[Task instructions]
Can you copy every line of the items below exactly, leaving out the pictures?

[Provided information]

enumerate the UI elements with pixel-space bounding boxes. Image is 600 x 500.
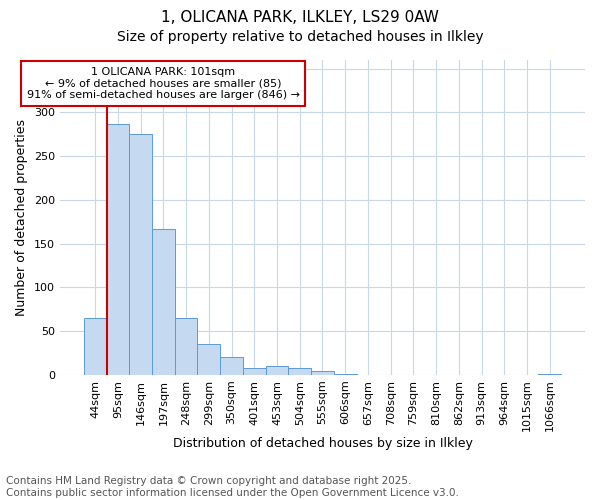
Bar [334, 374, 356, 375]
Text: Contains HM Land Registry data © Crown copyright and database right 2025.
Contai: Contains HM Land Registry data © Crown c… [6, 476, 459, 498]
Text: 1 OLICANA PARK: 101sqm
← 9% of detached houses are smaller (85)
91% of semi-deta: 1 OLICANA PARK: 101sqm ← 9% of detached … [27, 67, 300, 100]
Bar [175, 318, 197, 375]
Bar [152, 229, 175, 375]
Bar [107, 124, 129, 375]
Bar [266, 366, 289, 375]
Text: 1, OLICANA PARK, ILKLEY, LS29 0AW: 1, OLICANA PARK, ILKLEY, LS29 0AW [161, 10, 439, 25]
Bar [197, 344, 220, 375]
Bar [243, 368, 266, 375]
Bar [311, 372, 334, 375]
Bar [84, 318, 107, 375]
Bar [538, 374, 561, 375]
Text: Size of property relative to detached houses in Ilkley: Size of property relative to detached ho… [116, 30, 484, 44]
X-axis label: Distribution of detached houses by size in Ilkley: Distribution of detached houses by size … [173, 437, 472, 450]
Bar [289, 368, 311, 375]
Y-axis label: Number of detached properties: Number of detached properties [16, 119, 28, 316]
Bar [129, 134, 152, 375]
Bar [220, 358, 243, 375]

[Answer for this exercise]
enumerate the UI elements with pixel-space bounding boxes. Image is 600 x 500.
Bar [334, 374, 356, 375]
Text: Contains HM Land Registry data © Crown copyright and database right 2025.
Contai: Contains HM Land Registry data © Crown c… [6, 476, 459, 498]
Text: 1 OLICANA PARK: 101sqm
← 9% of detached houses are smaller (85)
91% of semi-deta: 1 OLICANA PARK: 101sqm ← 9% of detached … [27, 67, 300, 100]
Bar [175, 318, 197, 375]
Bar [152, 229, 175, 375]
Bar [107, 124, 129, 375]
Bar [266, 366, 289, 375]
Text: 1, OLICANA PARK, ILKLEY, LS29 0AW: 1, OLICANA PARK, ILKLEY, LS29 0AW [161, 10, 439, 25]
Bar [197, 344, 220, 375]
Bar [243, 368, 266, 375]
Bar [311, 372, 334, 375]
Bar [84, 318, 107, 375]
Bar [538, 374, 561, 375]
Text: Size of property relative to detached houses in Ilkley: Size of property relative to detached ho… [116, 30, 484, 44]
X-axis label: Distribution of detached houses by size in Ilkley: Distribution of detached houses by size … [173, 437, 472, 450]
Bar [289, 368, 311, 375]
Y-axis label: Number of detached properties: Number of detached properties [16, 119, 28, 316]
Bar [129, 134, 152, 375]
Bar [220, 358, 243, 375]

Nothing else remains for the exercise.